→ Task description: Transcribe the records that follow. Keep every word exactly, and drop the pictures.

#### Data in this exercise ####

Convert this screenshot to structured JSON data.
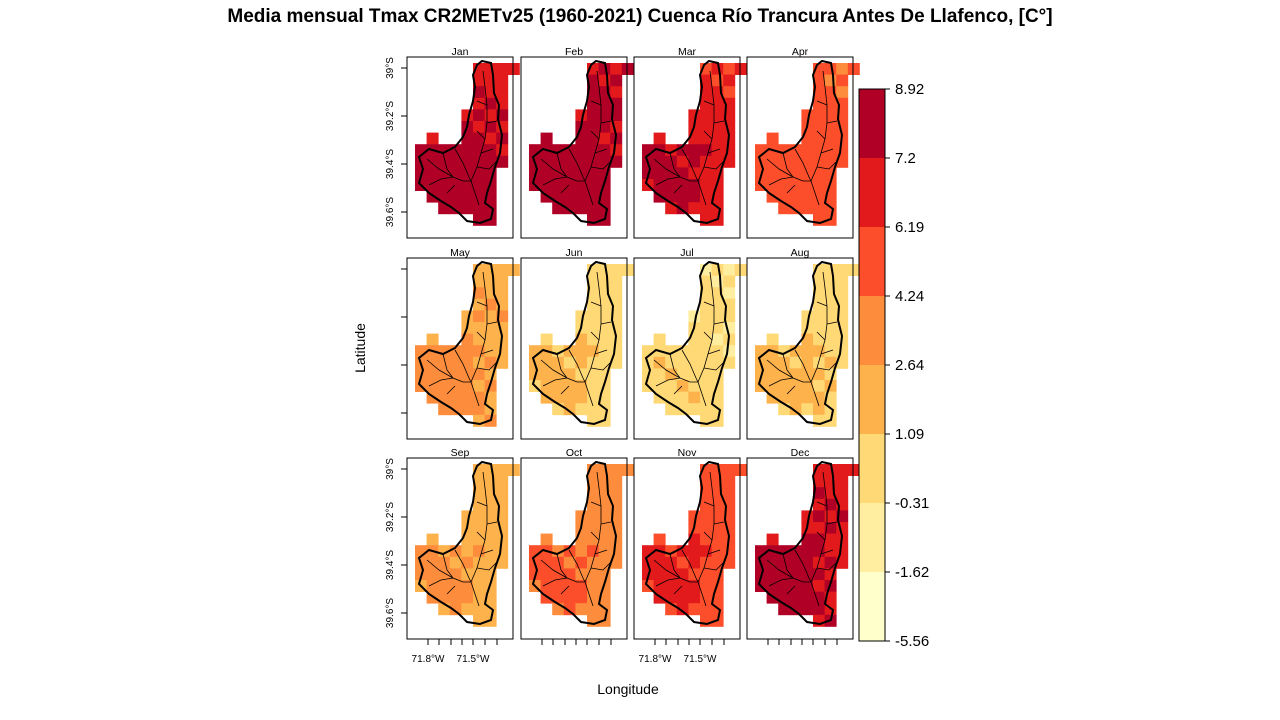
{
  "chart_data": {
    "type": "heatmap",
    "title": "Media mensual Tmax CR2METv25 (1960-2021) Cuenca Río Trancura Antes De Llafenco, [C°]",
    "xlabel": "Longitude",
    "ylabel": "Latitude",
    "panels": [
      {
        "month": "Jan",
        "level": 6.9
      },
      {
        "month": "Feb",
        "level": 7.1
      },
      {
        "month": "Mar",
        "level": 6.3
      },
      {
        "month": "Apr",
        "level": 4.4
      },
      {
        "month": "May",
        "level": 2.1
      },
      {
        "month": "Jun",
        "level": 0.2
      },
      {
        "month": "Jul",
        "level": -0.4
      },
      {
        "month": "Aug",
        "level": 0.3
      },
      {
        "month": "Sep",
        "level": 1.7
      },
      {
        "month": "Oct",
        "level": 3.3
      },
      {
        "month": "Nov",
        "level": 5.3
      },
      {
        "month": "Dec",
        "level": 6.7
      }
    ],
    "y_ticks": [
      "39°S",
      "39.2°S",
      "39.4°S",
      "39.6°S"
    ],
    "x_ticks": [
      "71.8°W",
      "71.5°W"
    ],
    "legend": {
      "breaks": [
        "8.92",
        "7.2",
        "6.19",
        "4.24",
        "2.64",
        "1.09",
        "-0.31",
        "-1.62",
        "-5.56"
      ],
      "break_values": [
        8.92,
        7.2,
        6.19,
        4.24,
        2.64,
        1.09,
        -0.31,
        -1.62,
        -5.56
      ],
      "colors": [
        "#b10026",
        "#e31a1c",
        "#fc4e2a",
        "#fd8d3c",
        "#feb24c",
        "#fed976",
        "#ffeda0",
        "#ffffcc"
      ]
    }
  }
}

####

→ Task response:
Convert this screenshot to structured JSON data.
{
  "chart_data": {
    "type": "heatmap",
    "title": "Media mensual Tmax CR2METv25 (1960-2021) Cuenca Río Trancura Antes De Llafenco, [C°]",
    "xlabel": "Longitude",
    "ylabel": "Latitude",
    "panels": [
      {
        "month": "Jan",
        "level": 6.9
      },
      {
        "month": "Feb",
        "level": 7.1
      },
      {
        "month": "Mar",
        "level": 6.3
      },
      {
        "month": "Apr",
        "level": 4.4
      },
      {
        "month": "May",
        "level": 2.1
      },
      {
        "month": "Jun",
        "level": 0.2
      },
      {
        "month": "Jul",
        "level": -0.4
      },
      {
        "month": "Aug",
        "level": 0.3
      },
      {
        "month": "Sep",
        "level": 1.7
      },
      {
        "month": "Oct",
        "level": 3.3
      },
      {
        "month": "Nov",
        "level": 5.3
      },
      {
        "month": "Dec",
        "level": 6.7
      }
    ],
    "y_ticks": [
      "39°S",
      "39.2°S",
      "39.4°S",
      "39.6°S"
    ],
    "x_ticks": [
      "71.8°W",
      "71.5°W"
    ],
    "legend": {
      "breaks": [
        "8.92",
        "7.2",
        "6.19",
        "4.24",
        "2.64",
        "1.09",
        "-0.31",
        "-1.62",
        "-5.56"
      ],
      "break_values": [
        8.92,
        7.2,
        6.19,
        4.24,
        2.64,
        1.09,
        -0.31,
        -1.62,
        -5.56
      ],
      "colors": [
        "#b10026",
        "#e31a1c",
        "#fc4e2a",
        "#fd8d3c",
        "#feb24c",
        "#fed976",
        "#ffeda0",
        "#ffffcc"
      ]
    }
  }
}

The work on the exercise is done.